Extracted records

====

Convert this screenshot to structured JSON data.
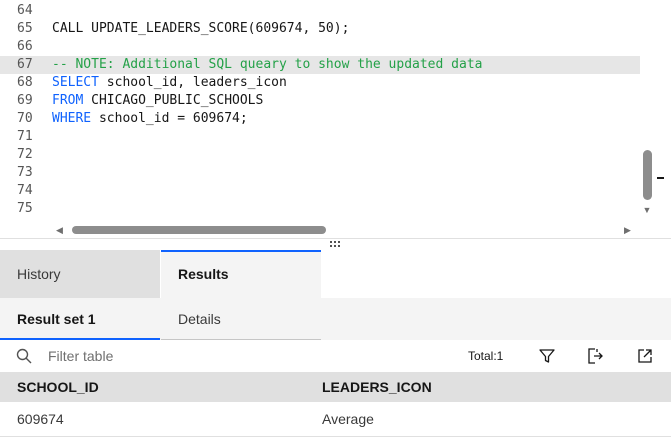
{
  "editor": {
    "lines": [
      {
        "num": "64",
        "parts": []
      },
      {
        "num": "65",
        "parts": [
          {
            "t": "CALL UPDATE_LEADERS_SCORE(609674, 50);",
            "c": ""
          }
        ]
      },
      {
        "num": "66",
        "parts": []
      },
      {
        "num": "67",
        "hl": true,
        "parts": [
          {
            "t": "-- NOTE: Additional SQL queary to show the updated data",
            "c": "cm"
          }
        ]
      },
      {
        "num": "68",
        "parts": [
          {
            "t": "SELECT",
            "c": "kw"
          },
          {
            "t": " school_id, leaders_icon",
            "c": ""
          }
        ]
      },
      {
        "num": "69",
        "parts": [
          {
            "t": "FROM",
            "c": "kw"
          },
          {
            "t": " CHICAGO_PUBLIC_SCHOOLS",
            "c": ""
          }
        ]
      },
      {
        "num": "70",
        "parts": [
          {
            "t": "WHERE",
            "c": "kw"
          },
          {
            "t": " school_id = 609674;",
            "c": ""
          }
        ]
      },
      {
        "num": "71",
        "parts": []
      },
      {
        "num": "72",
        "parts": []
      },
      {
        "num": "73",
        "parts": []
      },
      {
        "num": "74",
        "parts": []
      },
      {
        "num": "75",
        "parts": []
      }
    ]
  },
  "tabs": {
    "history": "History",
    "results": "Results"
  },
  "subtabs": {
    "result_set": "Result set 1",
    "details": "Details"
  },
  "toolbar": {
    "filter_placeholder": "Filter table",
    "total": "Total:1"
  },
  "table": {
    "columns": [
      "SCHOOL_ID",
      "LEADERS_ICON"
    ],
    "rows": [
      [
        "609674",
        "Average"
      ]
    ]
  },
  "icons": {
    "search": "search-icon",
    "filter": "filter-icon",
    "export": "export-icon",
    "launch": "launch-icon"
  },
  "colors": {
    "keyword": "#0f62fe",
    "comment": "#24a148",
    "accent": "#0f62fe"
  }
}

====

Copy the material above in full and exactly, skipping pictures.

◆ Task output:
Convert this screenshot to structured JSON data.
{
  "editor": {
    "lines": [
      {
        "num": "64",
        "parts": []
      },
      {
        "num": "65",
        "parts": [
          {
            "t": "CALL UPDATE_LEADERS_SCORE(609674, 50);",
            "c": ""
          }
        ]
      },
      {
        "num": "66",
        "parts": []
      },
      {
        "num": "67",
        "hl": true,
        "parts": [
          {
            "t": "-- NOTE: Additional SQL queary to show the updated data",
            "c": "cm"
          }
        ]
      },
      {
        "num": "68",
        "parts": [
          {
            "t": "SELECT",
            "c": "kw"
          },
          {
            "t": " school_id, leaders_icon",
            "c": ""
          }
        ]
      },
      {
        "num": "69",
        "parts": [
          {
            "t": "FROM",
            "c": "kw"
          },
          {
            "t": " CHICAGO_PUBLIC_SCHOOLS",
            "c": ""
          }
        ]
      },
      {
        "num": "70",
        "parts": [
          {
            "t": "WHERE",
            "c": "kw"
          },
          {
            "t": " school_id = 609674;",
            "c": ""
          }
        ]
      },
      {
        "num": "71",
        "parts": []
      },
      {
        "num": "72",
        "parts": []
      },
      {
        "num": "73",
        "parts": []
      },
      {
        "num": "74",
        "parts": []
      },
      {
        "num": "75",
        "parts": []
      }
    ]
  },
  "tabs": {
    "history": "History",
    "results": "Results"
  },
  "subtabs": {
    "result_set": "Result set 1",
    "details": "Details"
  },
  "toolbar": {
    "filter_placeholder": "Filter table",
    "total": "Total:1"
  },
  "table": {
    "columns": [
      "SCHOOL_ID",
      "LEADERS_ICON"
    ],
    "rows": [
      [
        "609674",
        "Average"
      ]
    ]
  },
  "icons": {
    "search": "search-icon",
    "filter": "filter-icon",
    "export": "export-icon",
    "launch": "launch-icon"
  },
  "colors": {
    "keyword": "#0f62fe",
    "comment": "#24a148",
    "accent": "#0f62fe"
  }
}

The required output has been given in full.